(Lines of data)
----------------

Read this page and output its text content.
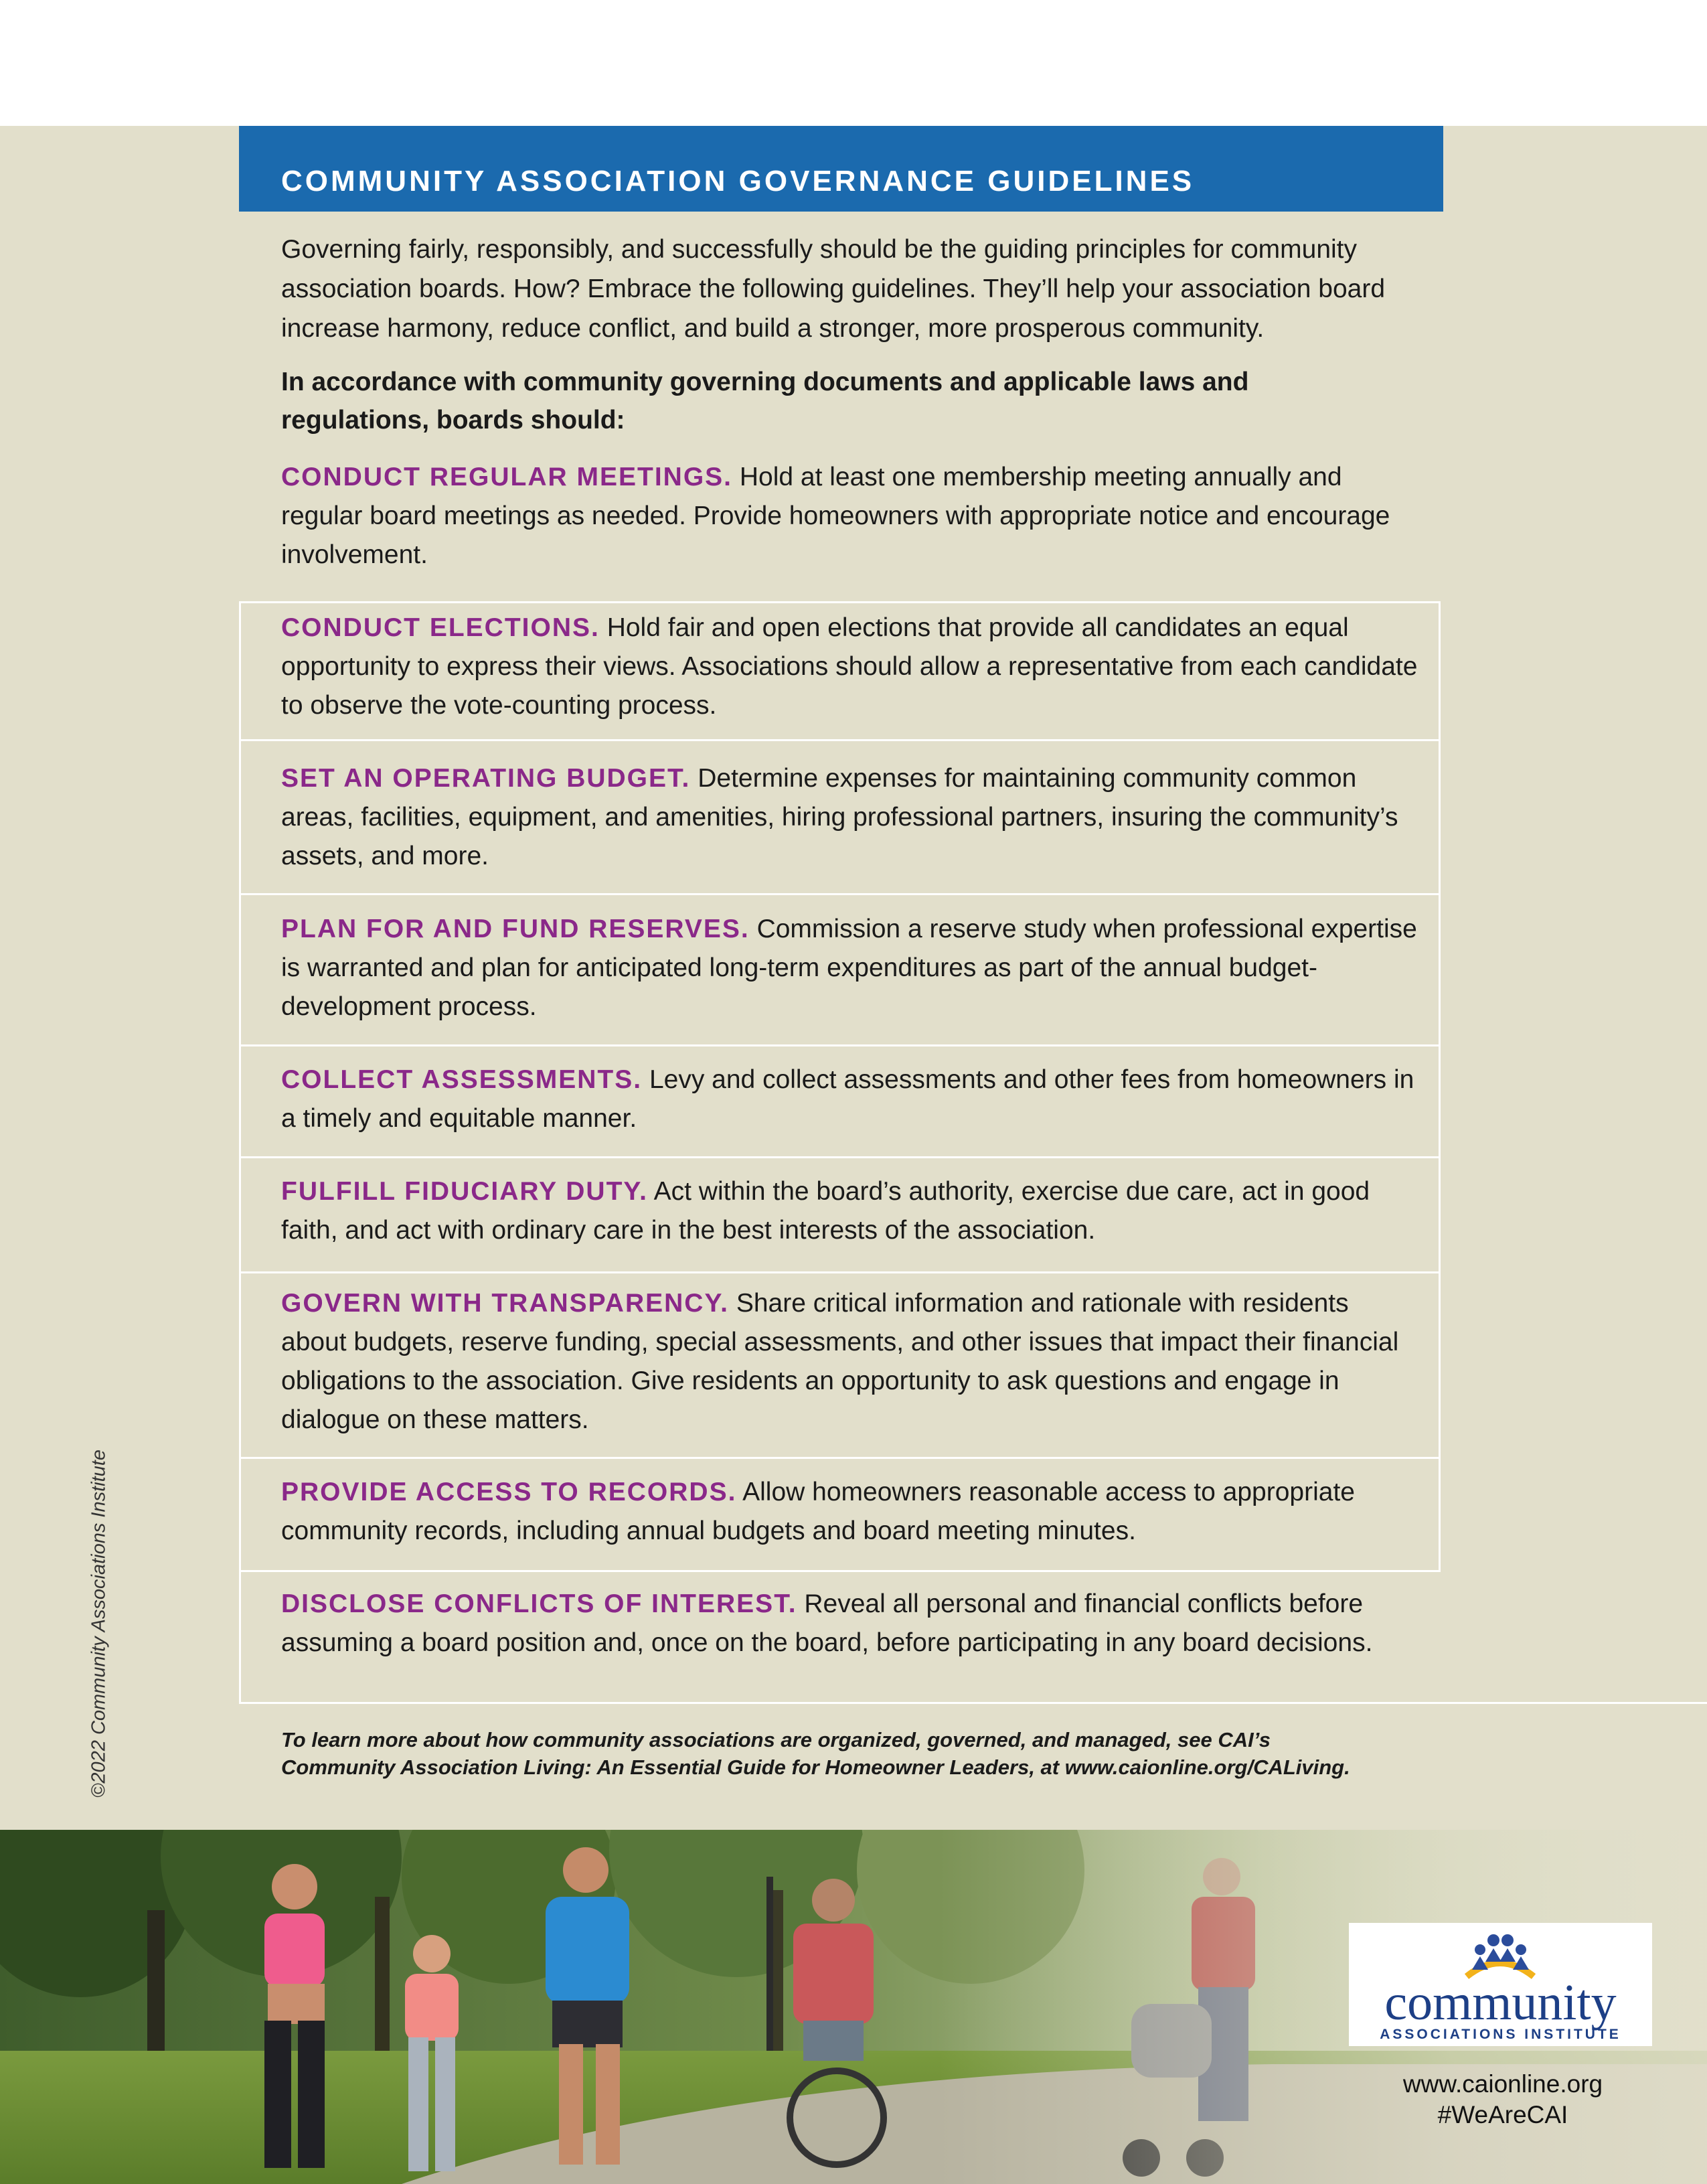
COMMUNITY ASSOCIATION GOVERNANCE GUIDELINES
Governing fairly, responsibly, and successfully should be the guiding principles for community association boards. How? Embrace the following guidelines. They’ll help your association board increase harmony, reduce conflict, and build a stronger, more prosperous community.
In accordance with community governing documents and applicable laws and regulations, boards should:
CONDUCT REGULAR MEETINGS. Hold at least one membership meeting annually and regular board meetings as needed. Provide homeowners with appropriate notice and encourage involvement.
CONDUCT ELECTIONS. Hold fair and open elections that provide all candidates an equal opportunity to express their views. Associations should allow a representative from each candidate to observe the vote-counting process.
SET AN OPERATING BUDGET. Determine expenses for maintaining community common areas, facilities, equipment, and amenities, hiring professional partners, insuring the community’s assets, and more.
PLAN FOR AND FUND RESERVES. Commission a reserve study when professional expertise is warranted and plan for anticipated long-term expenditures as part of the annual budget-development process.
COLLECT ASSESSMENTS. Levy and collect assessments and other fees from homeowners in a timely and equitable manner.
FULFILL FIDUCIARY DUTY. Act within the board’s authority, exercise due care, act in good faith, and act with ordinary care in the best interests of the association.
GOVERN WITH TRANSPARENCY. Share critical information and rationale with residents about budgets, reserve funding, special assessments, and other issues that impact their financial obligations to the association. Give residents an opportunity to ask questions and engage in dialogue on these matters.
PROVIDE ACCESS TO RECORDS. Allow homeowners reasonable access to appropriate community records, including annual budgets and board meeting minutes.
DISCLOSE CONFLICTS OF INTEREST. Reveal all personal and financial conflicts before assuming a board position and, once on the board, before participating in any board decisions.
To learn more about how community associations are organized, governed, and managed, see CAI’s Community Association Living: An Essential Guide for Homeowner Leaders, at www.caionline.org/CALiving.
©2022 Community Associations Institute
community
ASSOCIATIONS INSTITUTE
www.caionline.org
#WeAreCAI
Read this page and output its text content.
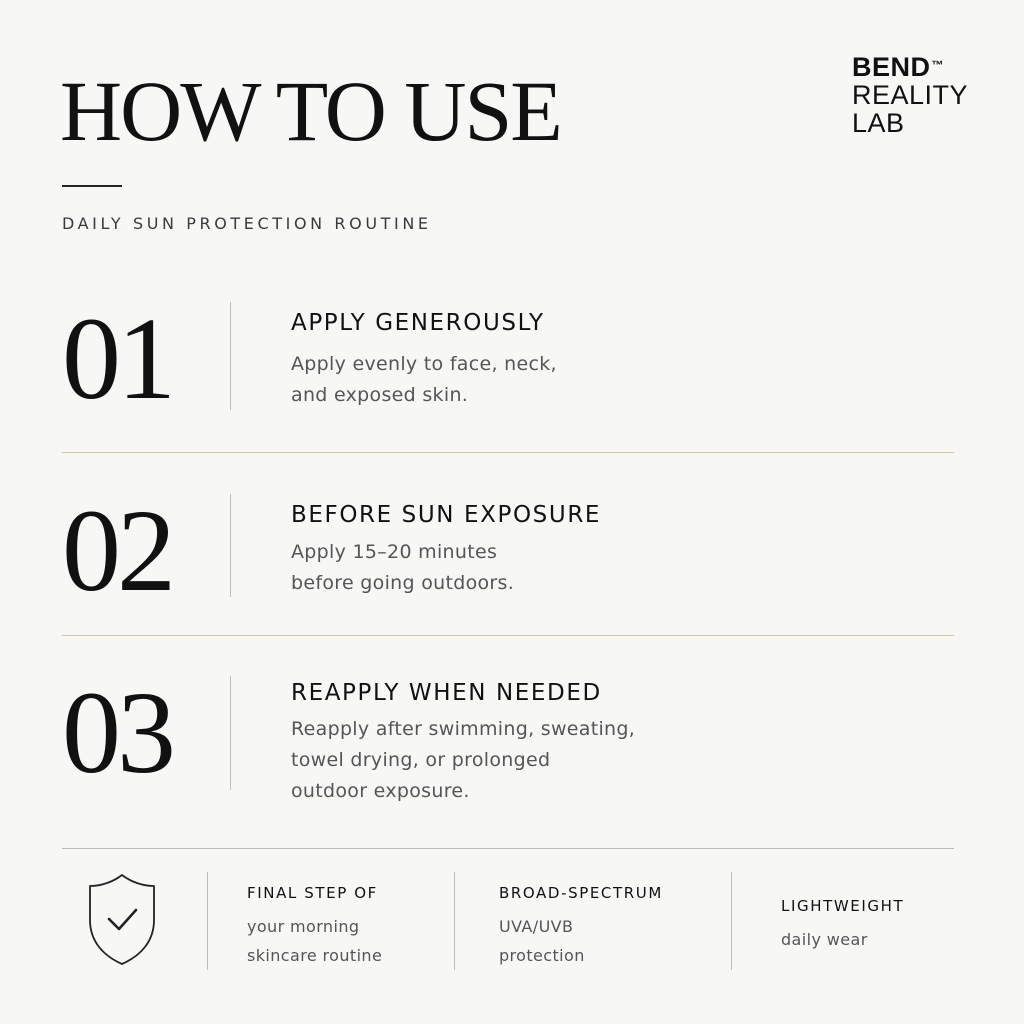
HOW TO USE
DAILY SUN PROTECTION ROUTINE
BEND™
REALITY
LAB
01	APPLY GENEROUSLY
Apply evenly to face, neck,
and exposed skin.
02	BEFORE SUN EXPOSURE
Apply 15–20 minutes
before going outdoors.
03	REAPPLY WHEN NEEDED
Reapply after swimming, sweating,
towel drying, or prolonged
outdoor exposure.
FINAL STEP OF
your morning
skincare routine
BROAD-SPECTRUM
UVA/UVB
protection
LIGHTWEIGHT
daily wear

----------------

▶ _Work to do_
Return all of the entries exactly as written, but drop any pictures they hold.

▶ _Exercise solution_
Read this page and output its text content.
COMMUNITY ASSOCIATION GOVERNANCE GUIDELINES
Governing fairly, responsibly, and successfully should be the guiding principles for community association boards. How? Embrace the following guidelines. They’ll help your association board increase harmony, reduce conflict, and build a stronger, more prosperous community.
In accordance with community governing documents and applicable laws and regulations, boards should:
CONDUCT REGULAR MEETINGS. Hold at least one membership meeting annually and regular board meetings as needed. Provide homeowners with appropriate notice and encourage involvement.
CONDUCT ELECTIONS. Hold fair and open elections that provide all candidates an equal opportunity to express their views. Associations should allow a representative from each candidate to observe the vote-counting process.
SET AN OPERATING BUDGET. Determine expenses for maintaining community common areas, facilities, equipment, and amenities, hiring professional partners, insuring the community’s assets, and more.
PLAN FOR AND FUND RESERVES. Commission a reserve study when professional expertise is warranted and plan for anticipated long-term expenditures as part of the annual budget-development process.
COLLECT ASSESSMENTS. Levy and collect assessments and other fees from homeowners in a timely and equitable manner.
FULFILL FIDUCIARY DUTY. Act within the board’s authority, exercise due care, act in good faith, and act with ordinary care in the best interests of the association.
GOVERN WITH TRANSPARENCY. Share critical information and rationale with residents about budgets, reserve funding, special assessments, and other issues that impact their financial obligations to the association. Give residents an opportunity to ask questions and engage in dialogue on these matters.
PROVIDE ACCESS TO RECORDS. Allow homeowners reasonable access to appropriate community records, including annual budgets and board meeting minutes.
DISCLOSE CONFLICTS OF INTEREST. Reveal all personal and financial conflicts before assuming a board position and, once on the board, before participating in any board decisions.
To learn more about how community associations are organized, governed, and managed, see CAI’s Community Association Living: An Essential Guide for Homeowner Leaders, at www.caionline.org/CALiving.
©2022 Community Associations Institute
community
ASSOCIATIONS INSTITUTE
www.caionline.org
#WeAreCAI
Read this page and output its text content.
HOW TO USE
DAILY SUN PROTECTION ROUTINE
BEND™
REALITY
LAB
01	APPLY GENEROUSLY
Apply evenly to face, neck,
and exposed skin.
02	BEFORE SUN EXPOSURE
Apply 15–20 minutes
before going outdoors.
03	REAPPLY WHEN NEEDED
Reapply after swimming, sweating,
towel drying, or prolonged
outdoor exposure.
FINAL STEP OF
your morning
skincare routine
BROAD-SPECTRUM
UVA/UVB
protection
LIGHTWEIGHT
daily wear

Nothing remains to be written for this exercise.